-- Begin Dataset extract --

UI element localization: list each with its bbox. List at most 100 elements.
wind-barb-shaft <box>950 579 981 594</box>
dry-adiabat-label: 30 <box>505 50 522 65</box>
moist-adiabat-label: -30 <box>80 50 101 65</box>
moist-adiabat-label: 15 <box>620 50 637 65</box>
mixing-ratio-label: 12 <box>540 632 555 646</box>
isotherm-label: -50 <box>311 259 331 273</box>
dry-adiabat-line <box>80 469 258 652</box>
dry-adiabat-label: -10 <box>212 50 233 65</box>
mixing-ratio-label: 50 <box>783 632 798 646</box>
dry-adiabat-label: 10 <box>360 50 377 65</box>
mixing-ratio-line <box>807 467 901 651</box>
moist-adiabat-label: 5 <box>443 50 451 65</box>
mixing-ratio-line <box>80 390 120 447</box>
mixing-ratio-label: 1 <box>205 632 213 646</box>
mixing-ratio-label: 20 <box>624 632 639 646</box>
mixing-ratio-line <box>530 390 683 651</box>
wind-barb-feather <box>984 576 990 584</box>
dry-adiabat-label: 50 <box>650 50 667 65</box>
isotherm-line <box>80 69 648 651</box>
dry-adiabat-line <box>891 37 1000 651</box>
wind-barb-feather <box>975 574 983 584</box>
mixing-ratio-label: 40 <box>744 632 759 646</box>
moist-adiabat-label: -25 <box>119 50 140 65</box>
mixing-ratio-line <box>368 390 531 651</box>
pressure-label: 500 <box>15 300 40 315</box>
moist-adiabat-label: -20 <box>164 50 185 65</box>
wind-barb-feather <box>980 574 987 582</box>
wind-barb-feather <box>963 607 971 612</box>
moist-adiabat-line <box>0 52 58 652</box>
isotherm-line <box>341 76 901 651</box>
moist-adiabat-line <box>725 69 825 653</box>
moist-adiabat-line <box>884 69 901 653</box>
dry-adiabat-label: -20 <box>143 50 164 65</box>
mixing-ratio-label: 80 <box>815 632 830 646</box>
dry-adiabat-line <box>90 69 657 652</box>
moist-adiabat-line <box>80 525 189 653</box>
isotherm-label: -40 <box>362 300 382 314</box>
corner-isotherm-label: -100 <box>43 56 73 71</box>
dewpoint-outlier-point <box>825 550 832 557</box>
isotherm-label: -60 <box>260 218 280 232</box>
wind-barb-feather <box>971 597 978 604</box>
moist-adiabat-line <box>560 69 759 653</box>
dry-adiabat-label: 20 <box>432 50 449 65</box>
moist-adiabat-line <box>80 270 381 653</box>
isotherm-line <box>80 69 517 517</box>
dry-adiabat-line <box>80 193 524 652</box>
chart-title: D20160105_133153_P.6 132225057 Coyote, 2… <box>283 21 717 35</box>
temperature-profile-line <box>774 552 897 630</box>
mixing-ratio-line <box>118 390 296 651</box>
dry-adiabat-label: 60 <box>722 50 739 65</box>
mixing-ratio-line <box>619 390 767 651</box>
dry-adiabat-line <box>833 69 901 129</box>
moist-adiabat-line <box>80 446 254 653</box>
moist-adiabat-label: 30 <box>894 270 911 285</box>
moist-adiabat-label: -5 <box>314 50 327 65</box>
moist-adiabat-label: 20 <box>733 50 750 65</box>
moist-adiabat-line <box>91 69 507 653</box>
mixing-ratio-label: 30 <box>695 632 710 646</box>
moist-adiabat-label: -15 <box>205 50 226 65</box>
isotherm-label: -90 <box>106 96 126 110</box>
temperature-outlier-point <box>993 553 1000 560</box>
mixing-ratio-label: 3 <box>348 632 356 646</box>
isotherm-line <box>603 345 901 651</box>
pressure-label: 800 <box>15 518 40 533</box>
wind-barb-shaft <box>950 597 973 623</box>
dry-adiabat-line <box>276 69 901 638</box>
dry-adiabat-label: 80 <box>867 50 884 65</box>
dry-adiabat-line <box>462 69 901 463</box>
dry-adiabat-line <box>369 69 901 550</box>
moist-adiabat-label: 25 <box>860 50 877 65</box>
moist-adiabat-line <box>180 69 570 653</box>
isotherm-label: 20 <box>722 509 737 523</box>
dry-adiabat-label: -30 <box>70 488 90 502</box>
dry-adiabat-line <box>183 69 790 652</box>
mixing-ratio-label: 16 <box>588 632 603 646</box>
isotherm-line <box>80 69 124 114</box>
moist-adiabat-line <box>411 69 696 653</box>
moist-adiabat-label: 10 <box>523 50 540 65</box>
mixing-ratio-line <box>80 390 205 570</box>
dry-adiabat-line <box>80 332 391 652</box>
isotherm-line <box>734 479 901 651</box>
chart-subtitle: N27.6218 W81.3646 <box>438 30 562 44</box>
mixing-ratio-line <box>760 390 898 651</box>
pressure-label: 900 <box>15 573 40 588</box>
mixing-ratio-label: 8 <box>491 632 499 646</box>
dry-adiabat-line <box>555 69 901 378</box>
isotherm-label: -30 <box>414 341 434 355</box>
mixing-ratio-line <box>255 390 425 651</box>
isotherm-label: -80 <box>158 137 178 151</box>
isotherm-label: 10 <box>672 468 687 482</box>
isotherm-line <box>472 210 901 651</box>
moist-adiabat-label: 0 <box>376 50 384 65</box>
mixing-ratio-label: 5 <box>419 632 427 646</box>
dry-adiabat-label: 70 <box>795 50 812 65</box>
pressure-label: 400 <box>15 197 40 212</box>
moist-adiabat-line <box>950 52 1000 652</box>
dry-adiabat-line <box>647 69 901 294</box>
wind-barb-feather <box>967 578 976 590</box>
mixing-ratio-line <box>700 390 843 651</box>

-- End Dataset extract --

→ **Exercise directions**
Copy the stretch of the data above from its first line through the line containing "wind-barb-feather <box>971 597 978 604</box>", including both ends.

→ **Response to the task**
UI element localization: list each with its bbox. List at most 100 elements.
wind-barb-shaft <box>950 579 981 594</box>
dry-adiabat-label: 30 <box>505 50 522 65</box>
moist-adiabat-label: -30 <box>80 50 101 65</box>
moist-adiabat-label: 15 <box>620 50 637 65</box>
mixing-ratio-label: 12 <box>540 632 555 646</box>
isotherm-label: -50 <box>311 259 331 273</box>
dry-adiabat-line <box>80 469 258 652</box>
dry-adiabat-label: -10 <box>212 50 233 65</box>
mixing-ratio-label: 50 <box>783 632 798 646</box>
dry-adiabat-label: 10 <box>360 50 377 65</box>
mixing-ratio-line <box>807 467 901 651</box>
moist-adiabat-label: 5 <box>443 50 451 65</box>
mixing-ratio-line <box>80 390 120 447</box>
mixing-ratio-label: 1 <box>205 632 213 646</box>
mixing-ratio-label: 20 <box>624 632 639 646</box>
mixing-ratio-line <box>530 390 683 651</box>
wind-barb-feather <box>984 576 990 584</box>
dry-adiabat-label: 50 <box>650 50 667 65</box>
isotherm-line <box>80 69 648 651</box>
dry-adiabat-line <box>891 37 1000 651</box>
wind-barb-feather <box>975 574 983 584</box>
mixing-ratio-label: 40 <box>744 632 759 646</box>
moist-adiabat-label: -25 <box>119 50 140 65</box>
mixing-ratio-line <box>368 390 531 651</box>
pressure-label: 500 <box>15 300 40 315</box>
moist-adiabat-label: -20 <box>164 50 185 65</box>
wind-barb-feather <box>980 574 987 582</box>
wind-barb-feather <box>963 607 971 612</box>
moist-adiabat-line <box>0 52 58 652</box>
isotherm-line <box>341 76 901 651</box>
moist-adiabat-line <box>725 69 825 653</box>
moist-adiabat-line <box>884 69 901 653</box>
dry-adiabat-label: -20 <box>143 50 164 65</box>
mixing-ratio-label: 80 <box>815 632 830 646</box>
dry-adiabat-line <box>90 69 657 652</box>
moist-adiabat-line <box>80 525 189 653</box>
isotherm-label: -40 <box>362 300 382 314</box>
corner-isotherm-label: -100 <box>43 56 73 71</box>
dewpoint-outlier-point <box>825 550 832 557</box>
isotherm-label: -60 <box>260 218 280 232</box>
wind-barb-feather <box>971 597 978 604</box>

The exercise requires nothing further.